**PROVIDED DATA:**
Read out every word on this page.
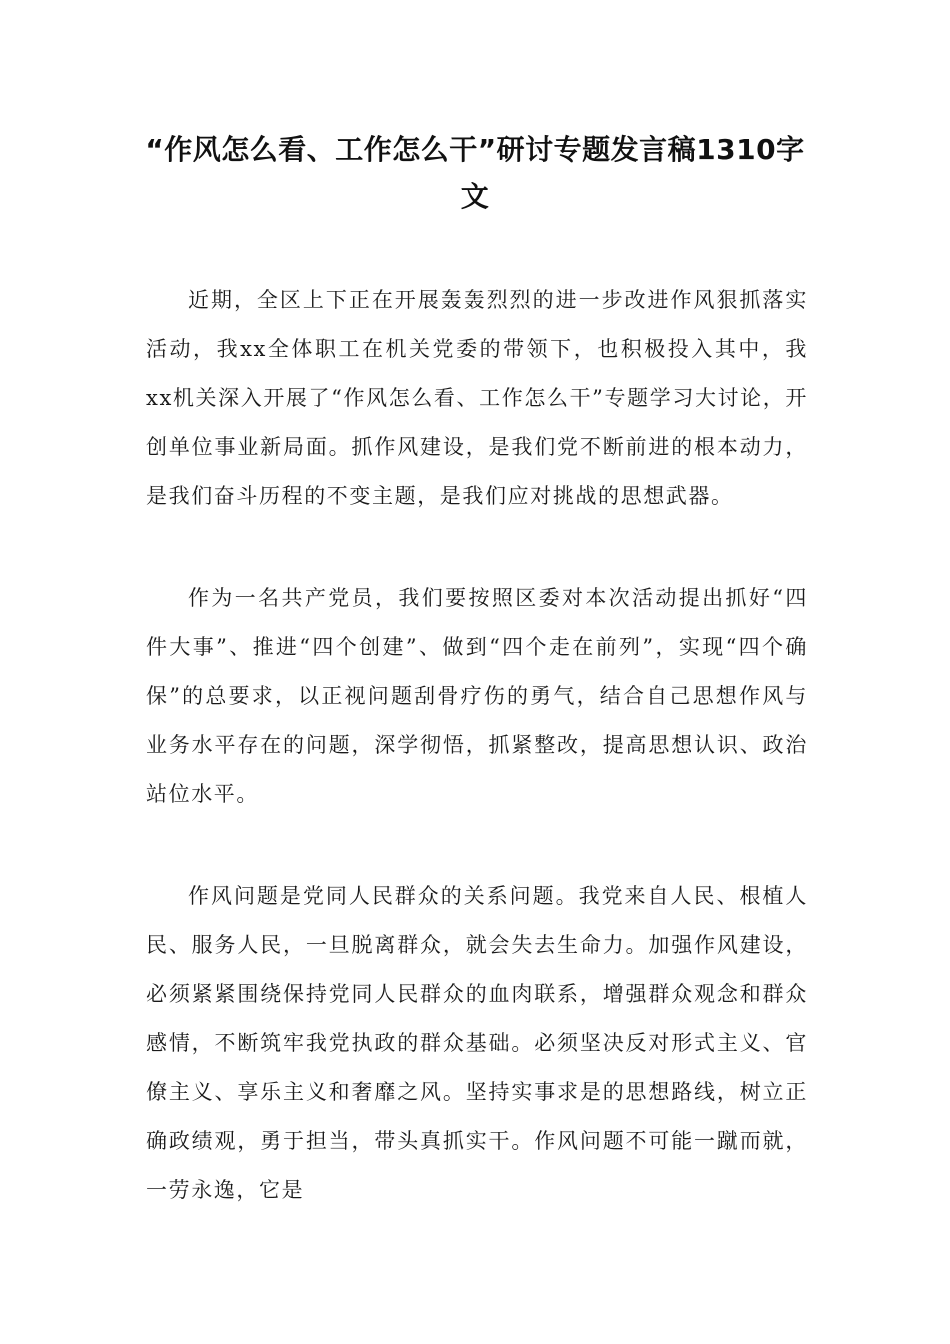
“作风怎么看、工作怎么干”研讨专题发言稿1310字文

近期，全区上下正在开展轰轰烈烈的进一步改进作风狠抓落实活动，我xx全体职工在机关党委的带领下，也积极投入其中，我xx机关深入开展了“作风怎么看、工作怎么干”专题学习大讨论，开创单位事业新局面。抓作风建设，是我们党不断前进的根本动力，是我们奋斗历程的不变主题，是我们应对挑战的思想武器。

作为一名共产党员，我们要按照区委对本次活动提出抓好“四件大事”、推进“四个创建”、做到“四个走在前列”，实现“四个确保”的总要求，以正视问题刮骨疗伤的勇气，结合自己思想作风与业务水平存在的问题，深学彻悟，抓紧整改，提高思想认识、政治站位水平。

作风问题是党同人民群众的关系问题。我党来自人民、根植人民、服务人民，一旦脱离群众，就会失去生命力。加强作风建设，必须紧紧围绕保持党同人民群众的血肉联系，增强群众观念和群众感情，不断筑牢我党执政的群众基础。必须坚决反对形式主义、官僚主义、享乐主义和奢靡之风。坚持实事求是的思想路线，树立正确政绩观，勇于担当，带头真抓实干。作风问题不可能一蹴而就，一劳永逸，它是
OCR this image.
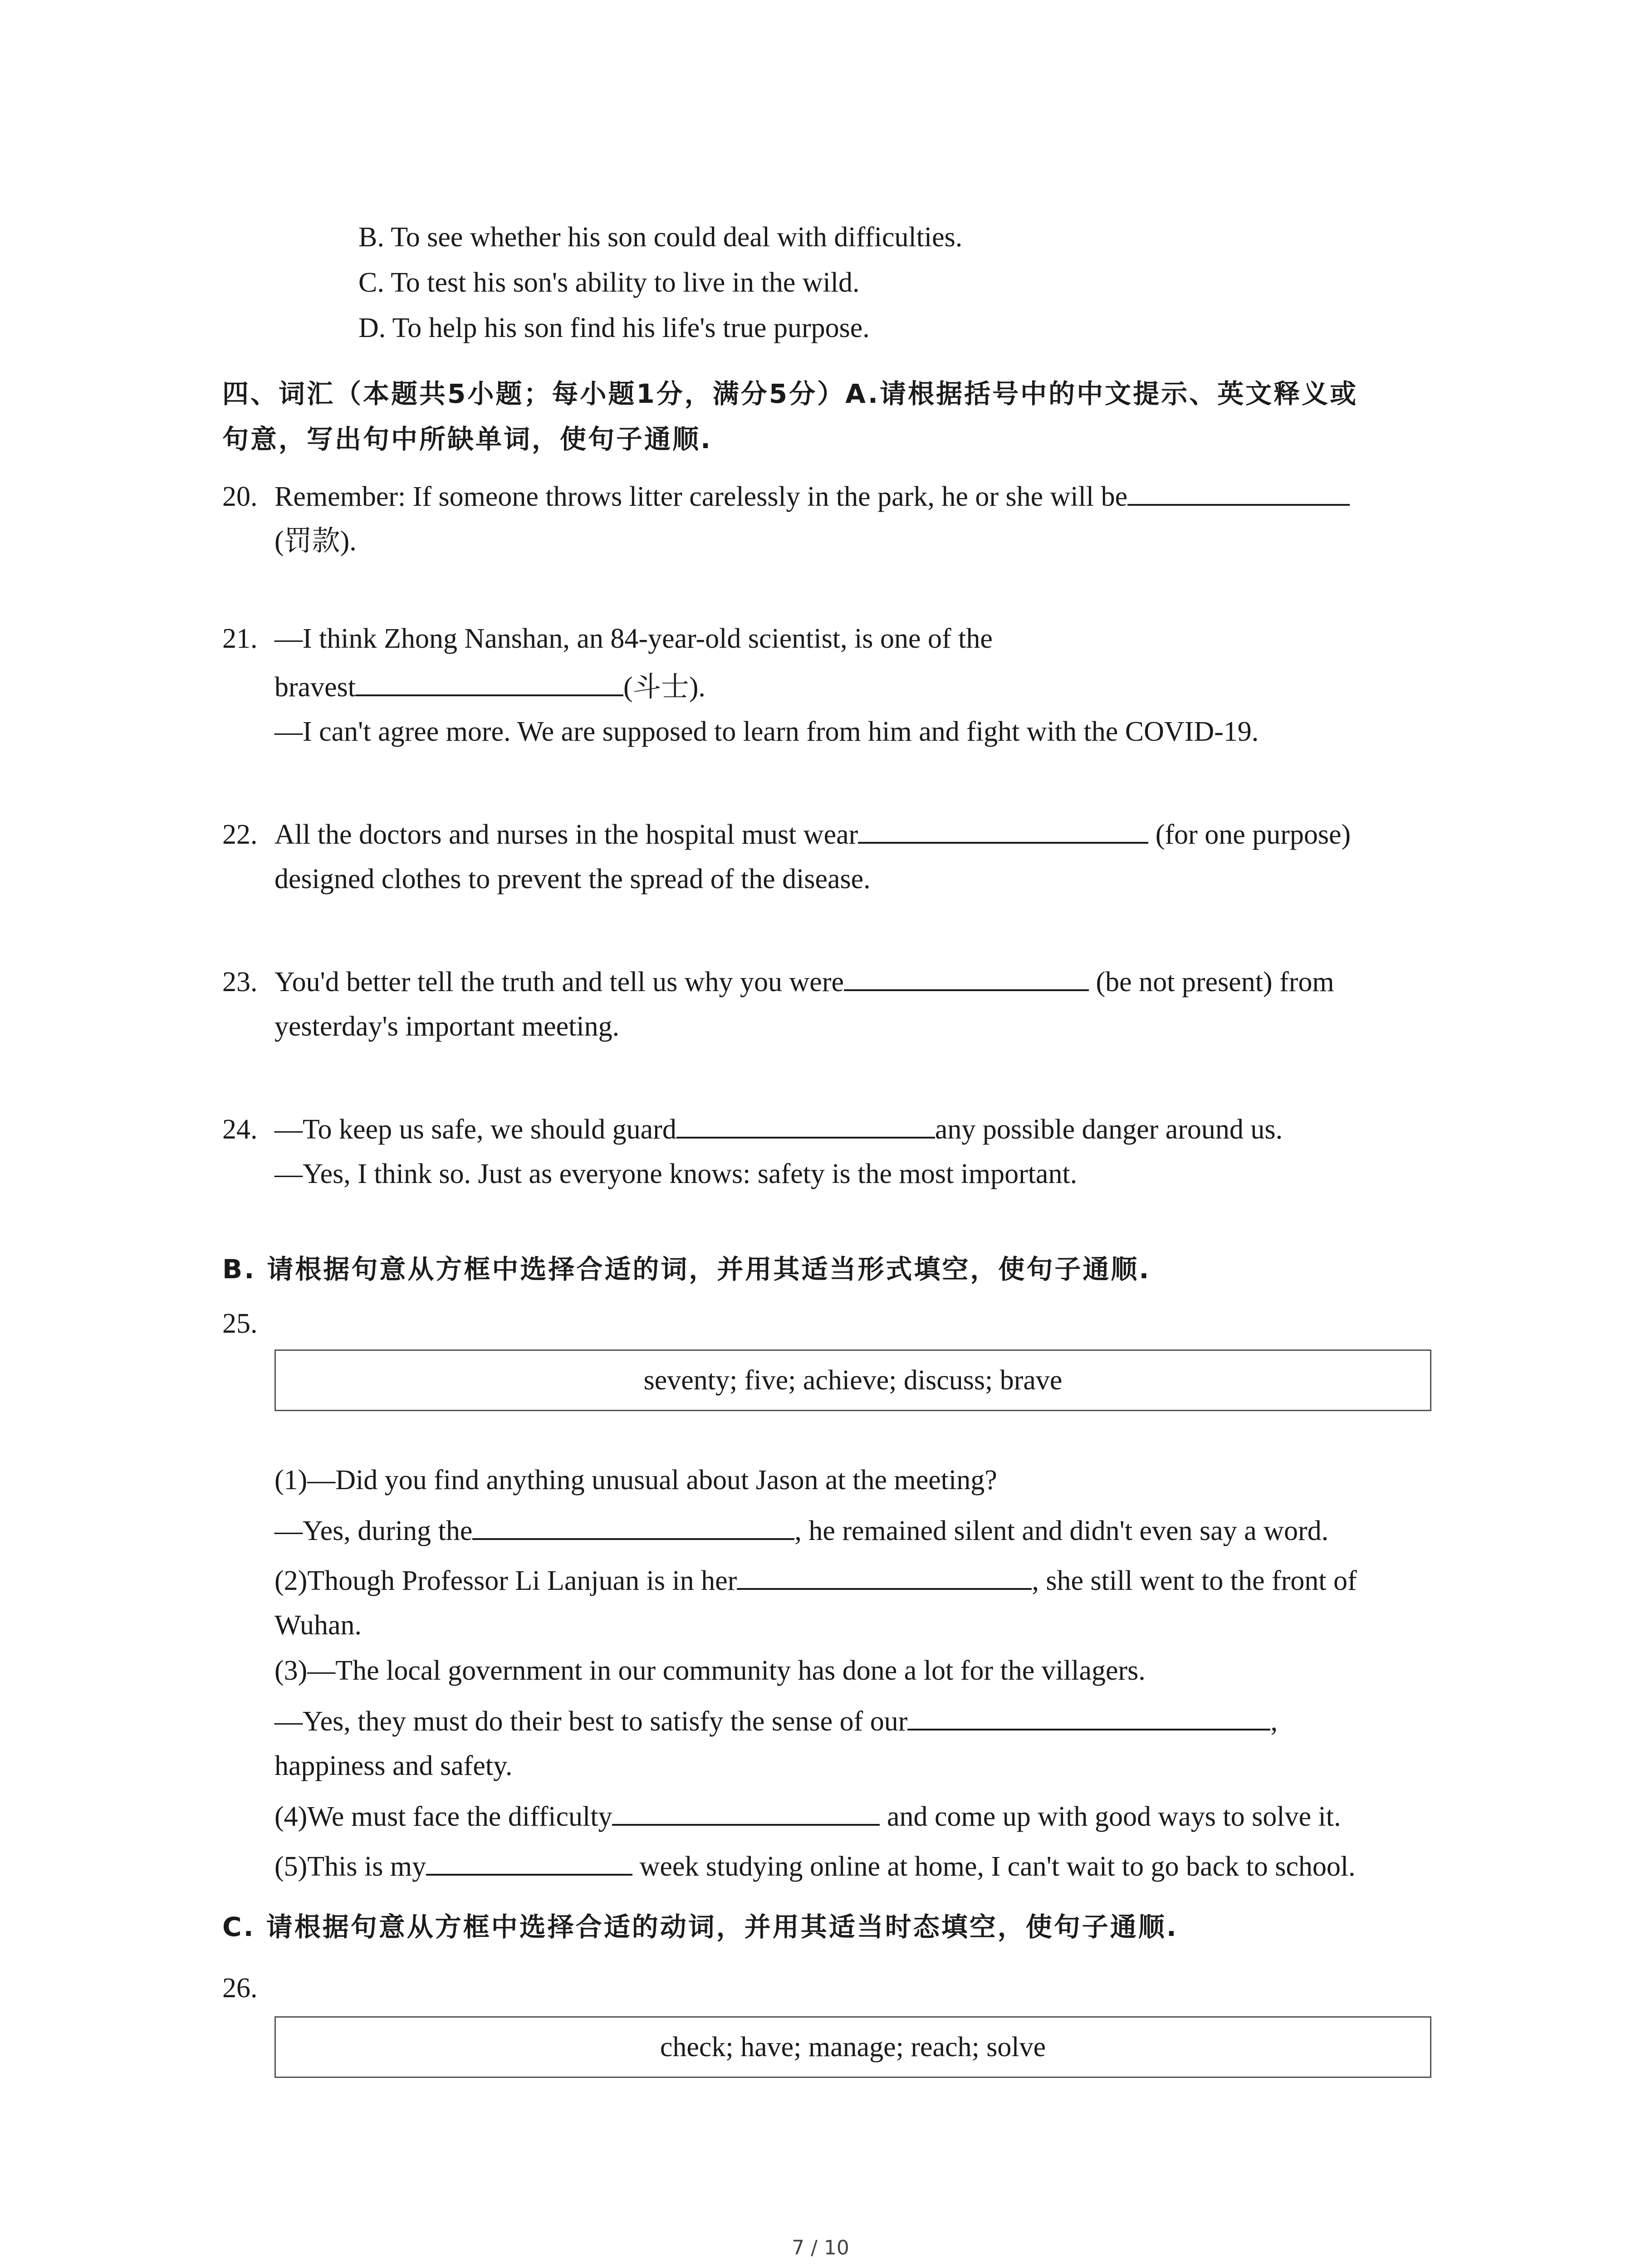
B. To see whether his son could deal with difficulties.
C. To test his son's ability to live in the wild.
D. To help his son find his life's true purpose.
四、词汇（本题共5小题；每小题1分，满分5分）A.请根据括号中的中文提示、英文释义或
句意，写出句中所缺单词，使句子通顺.
20. Remember: If someone throws litter carelessly in the park, he or she will be
(罚款).
21. —I think Zhong Nanshan, an 84-year-old scientist, is one of the
bravest	(斗士).
—I can't agree more. We are supposed to learn from him and fight with the COVID-19.
22. All the doctors and nurses in the hospital must wear	(for one purpose)
designed clothes to prevent the spread of the disease.
23. You'd better tell the truth and tell us why you were	(be not present) from
yesterday's important meeting.
24. —To keep us safe, we should guard	any possible danger around us.
—Yes, I think so. Just as everyone knows: safety is the most important.
B. 请根据句意从方框中选择合适的词，并用其适当形式填空，使句子通顺.
25.
seventy; five; achieve; discuss; brave
(1)—Did you find anything unusual about Jason at the meeting?
—Yes, during the	, he remained silent and didn't even say a word.
(2)Though Professor Li Lanjuan is in her	, she still went to the front of
Wuhan.
(3)—The local government in our community has done a lot for the villagers.
—Yes, they must do their best to satisfy the sense of our	,
happiness and safety.
(4)We must face the difficulty	and come up with good ways to solve it.
(5)This is my	week studying online at home, I can't wait to go back to school.
C. 请根据句意从方框中选择合适的动词，并用其适当时态填空，使句子通顺.
26.
check; have; manage; reach; solve
7 / 10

**WRITTEN INSTRUCTION:** Extract, character for character, every line from the one that holds "OCR this image." through the end of the entries above. Include both boundary lines and no pictures.

**CORRECT RESPONSE:**
OCR this image.
B. To see whether his son could deal with difficulties.
C. To test his son's ability to live in the wild.
D. To help his son find his life's true purpose.
四、词汇（本题共5小题；每小题1分，满分5分）A.请根据括号中的中文提示、英文释义或
句意，写出句中所缺单词，使句子通顺.
20. Remember: If someone throws litter carelessly in the park, he or she will be
(罚款).
21. —I think Zhong Nanshan, an 84-year-old scientist, is one of the
bravest	(斗士).
—I can't agree more. We are supposed to learn from him and fight with the COVID-19.
22. All the doctors and nurses in the hospital must wear	(for one purpose)
designed clothes to prevent the spread of the disease.
23. You'd better tell the truth and tell us why you were	(be not present) from
yesterday's important meeting.
24. —To keep us safe, we should guard	any possible danger around us.
—Yes, I think so. Just as everyone knows: safety is the most important.
B. 请根据句意从方框中选择合适的词，并用其适当形式填空，使句子通顺.
25.
seventy; five; achieve; discuss; brave
(1)—Did you find anything unusual about Jason at the meeting?
—Yes, during the	, he remained silent and didn't even say a word.
(2)Though Professor Li Lanjuan is in her	, she still went to the front of
Wuhan.
(3)—The local government in our community has done a lot for the villagers.
—Yes, they must do their best to satisfy the sense of our	,
happiness and safety.
(4)We must face the difficulty	and come up with good ways to solve it.
(5)This is my	week studying online at home, I can't wait to go back to school.
C. 请根据句意从方框中选择合适的动词，并用其适当时态填空，使句子通顺.
26.
check; have; manage; reach; solve
7 / 10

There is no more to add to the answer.